• THE PROBLEM: Lines containing the string "open" are to be collected in full.

(Extracted data entries)
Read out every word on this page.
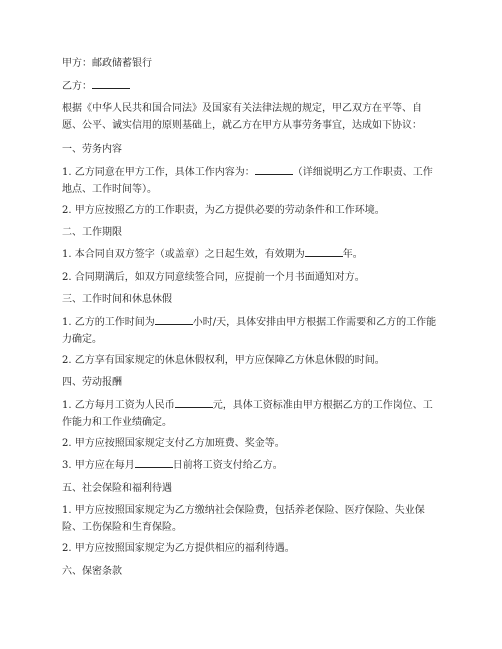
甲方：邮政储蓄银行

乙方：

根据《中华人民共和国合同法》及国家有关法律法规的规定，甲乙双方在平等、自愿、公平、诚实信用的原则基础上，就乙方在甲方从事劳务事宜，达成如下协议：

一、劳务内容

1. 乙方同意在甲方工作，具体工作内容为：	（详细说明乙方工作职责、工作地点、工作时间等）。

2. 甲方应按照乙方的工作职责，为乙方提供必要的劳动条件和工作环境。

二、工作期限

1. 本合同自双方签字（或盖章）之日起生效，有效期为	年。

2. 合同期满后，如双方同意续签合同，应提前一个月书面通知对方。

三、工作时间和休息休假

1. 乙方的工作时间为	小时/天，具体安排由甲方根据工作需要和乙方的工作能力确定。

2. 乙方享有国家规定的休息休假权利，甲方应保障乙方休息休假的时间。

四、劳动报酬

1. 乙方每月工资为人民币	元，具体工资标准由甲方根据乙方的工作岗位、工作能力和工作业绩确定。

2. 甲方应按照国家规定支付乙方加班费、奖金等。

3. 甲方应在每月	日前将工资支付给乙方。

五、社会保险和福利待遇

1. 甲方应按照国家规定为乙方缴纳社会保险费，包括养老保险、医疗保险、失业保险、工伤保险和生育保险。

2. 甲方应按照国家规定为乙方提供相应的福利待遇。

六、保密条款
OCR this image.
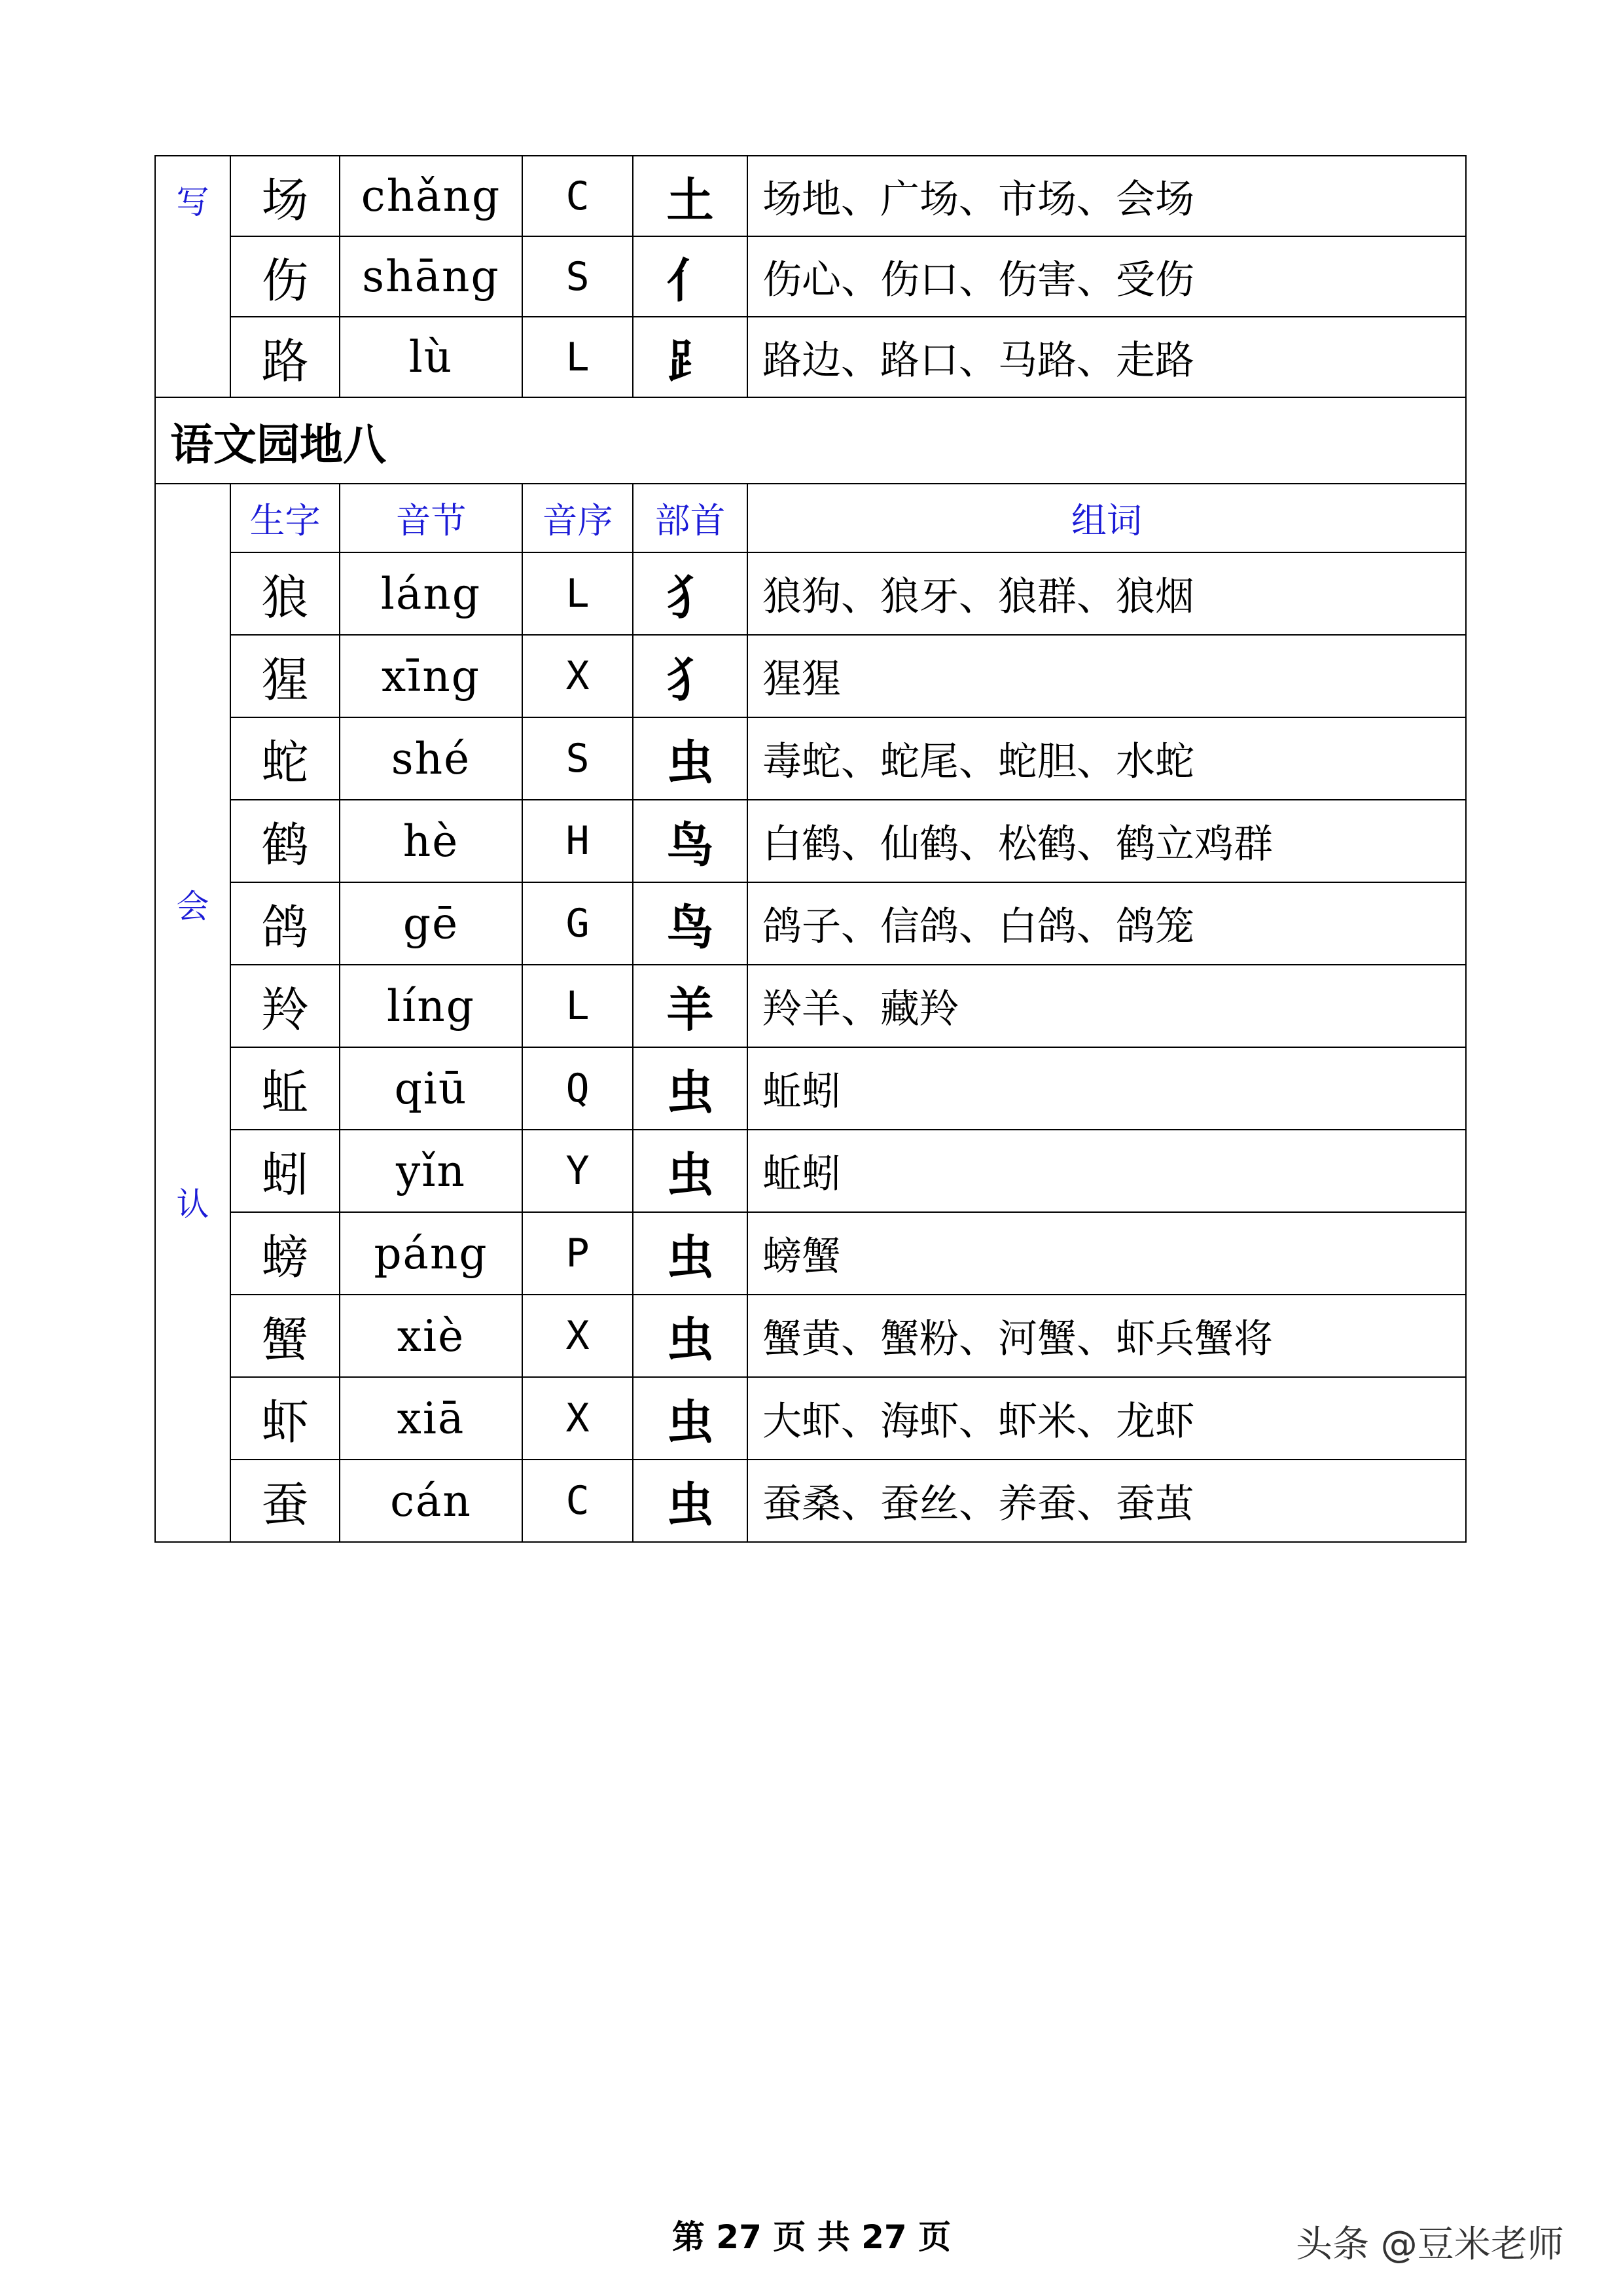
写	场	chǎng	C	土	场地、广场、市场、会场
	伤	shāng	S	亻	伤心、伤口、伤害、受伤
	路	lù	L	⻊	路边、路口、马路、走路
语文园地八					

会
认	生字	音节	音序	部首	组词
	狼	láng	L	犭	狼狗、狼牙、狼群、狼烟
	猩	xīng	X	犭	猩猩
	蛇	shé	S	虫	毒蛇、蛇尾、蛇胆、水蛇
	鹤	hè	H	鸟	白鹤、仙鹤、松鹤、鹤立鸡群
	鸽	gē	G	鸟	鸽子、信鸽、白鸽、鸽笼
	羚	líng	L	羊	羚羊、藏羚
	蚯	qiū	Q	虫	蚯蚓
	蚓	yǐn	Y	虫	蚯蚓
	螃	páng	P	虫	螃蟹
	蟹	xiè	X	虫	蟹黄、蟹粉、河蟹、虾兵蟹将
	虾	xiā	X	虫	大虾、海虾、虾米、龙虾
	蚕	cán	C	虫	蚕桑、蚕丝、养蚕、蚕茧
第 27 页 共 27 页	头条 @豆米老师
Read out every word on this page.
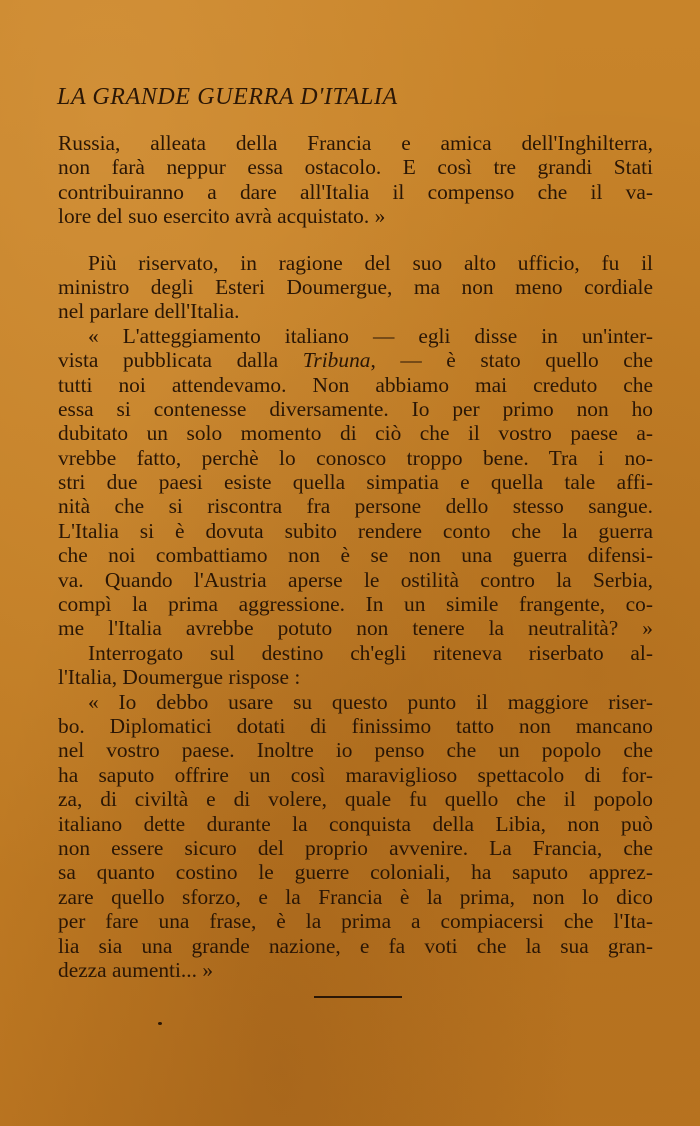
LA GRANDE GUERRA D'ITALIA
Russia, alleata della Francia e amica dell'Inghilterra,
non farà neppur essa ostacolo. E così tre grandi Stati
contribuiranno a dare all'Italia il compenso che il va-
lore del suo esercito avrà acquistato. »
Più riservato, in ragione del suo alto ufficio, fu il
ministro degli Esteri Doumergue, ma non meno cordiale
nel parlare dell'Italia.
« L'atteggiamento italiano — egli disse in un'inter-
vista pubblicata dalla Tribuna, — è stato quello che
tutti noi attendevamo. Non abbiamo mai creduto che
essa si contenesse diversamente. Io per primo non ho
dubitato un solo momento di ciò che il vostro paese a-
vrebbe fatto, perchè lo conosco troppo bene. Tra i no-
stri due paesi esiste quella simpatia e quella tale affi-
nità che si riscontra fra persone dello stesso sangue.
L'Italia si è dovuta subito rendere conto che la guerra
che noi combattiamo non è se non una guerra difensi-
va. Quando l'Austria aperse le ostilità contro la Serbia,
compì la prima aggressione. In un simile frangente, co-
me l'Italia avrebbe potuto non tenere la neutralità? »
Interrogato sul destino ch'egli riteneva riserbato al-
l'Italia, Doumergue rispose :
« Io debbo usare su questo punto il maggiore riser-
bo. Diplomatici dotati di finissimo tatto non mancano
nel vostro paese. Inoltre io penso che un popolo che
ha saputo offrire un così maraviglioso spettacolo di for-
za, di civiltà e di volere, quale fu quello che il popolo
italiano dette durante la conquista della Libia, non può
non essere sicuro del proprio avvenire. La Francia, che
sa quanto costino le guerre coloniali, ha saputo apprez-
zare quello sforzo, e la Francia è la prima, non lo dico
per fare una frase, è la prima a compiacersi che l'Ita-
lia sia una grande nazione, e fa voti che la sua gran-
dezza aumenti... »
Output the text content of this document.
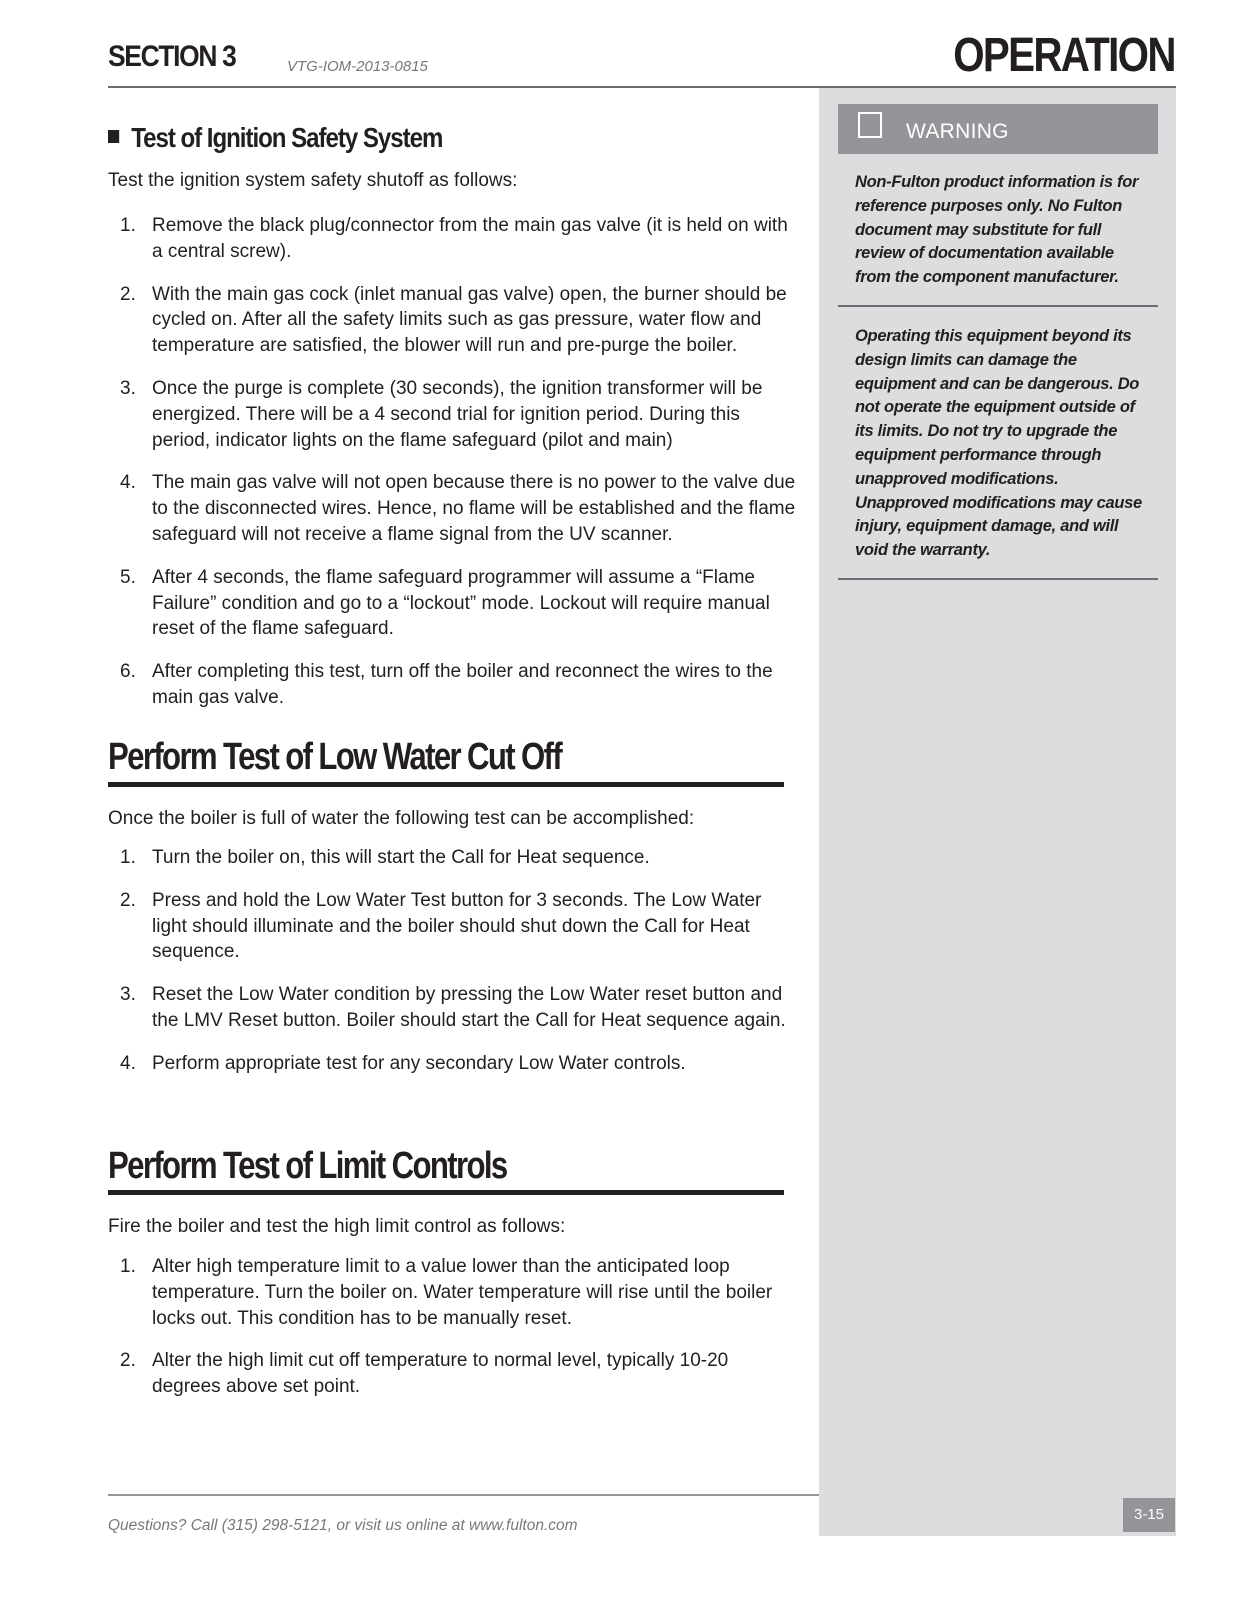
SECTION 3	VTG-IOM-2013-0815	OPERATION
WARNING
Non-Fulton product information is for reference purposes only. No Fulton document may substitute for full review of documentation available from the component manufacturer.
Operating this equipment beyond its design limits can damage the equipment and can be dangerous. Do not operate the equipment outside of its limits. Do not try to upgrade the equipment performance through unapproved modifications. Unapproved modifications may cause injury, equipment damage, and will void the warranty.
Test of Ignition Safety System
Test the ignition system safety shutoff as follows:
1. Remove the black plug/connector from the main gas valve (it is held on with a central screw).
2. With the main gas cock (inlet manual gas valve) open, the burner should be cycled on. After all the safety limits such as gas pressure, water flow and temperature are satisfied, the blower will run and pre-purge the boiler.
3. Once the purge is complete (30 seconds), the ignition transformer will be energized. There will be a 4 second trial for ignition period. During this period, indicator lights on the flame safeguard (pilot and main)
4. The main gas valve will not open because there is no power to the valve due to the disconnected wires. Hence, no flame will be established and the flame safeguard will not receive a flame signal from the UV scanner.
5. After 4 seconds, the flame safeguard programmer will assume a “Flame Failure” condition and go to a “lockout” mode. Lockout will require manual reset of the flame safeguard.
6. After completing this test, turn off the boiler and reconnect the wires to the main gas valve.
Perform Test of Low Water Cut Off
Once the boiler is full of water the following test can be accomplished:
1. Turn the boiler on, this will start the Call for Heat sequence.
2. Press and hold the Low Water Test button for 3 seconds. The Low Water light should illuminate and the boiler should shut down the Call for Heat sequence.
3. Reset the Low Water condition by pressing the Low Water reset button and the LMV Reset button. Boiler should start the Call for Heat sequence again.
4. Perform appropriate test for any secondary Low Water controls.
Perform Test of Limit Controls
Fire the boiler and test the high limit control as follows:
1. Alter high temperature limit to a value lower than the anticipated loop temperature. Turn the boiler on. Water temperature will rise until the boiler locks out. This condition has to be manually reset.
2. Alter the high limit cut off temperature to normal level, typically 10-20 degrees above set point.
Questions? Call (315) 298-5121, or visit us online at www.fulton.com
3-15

• CORRECT RESPONSE:
2. With the main gas cock (inlet manual gas valve) open, the burner should be cycled on. After all the safety limits such as gas pressure, water flow and temperature are satisfied, the blower will run and pre-purge the boiler.
4. The main gas valve will not open because there is no power to the valve due to the disconnected wires. Hence, no flame will be established and the flame safeguard will not receive a flame signal from the UV scanner.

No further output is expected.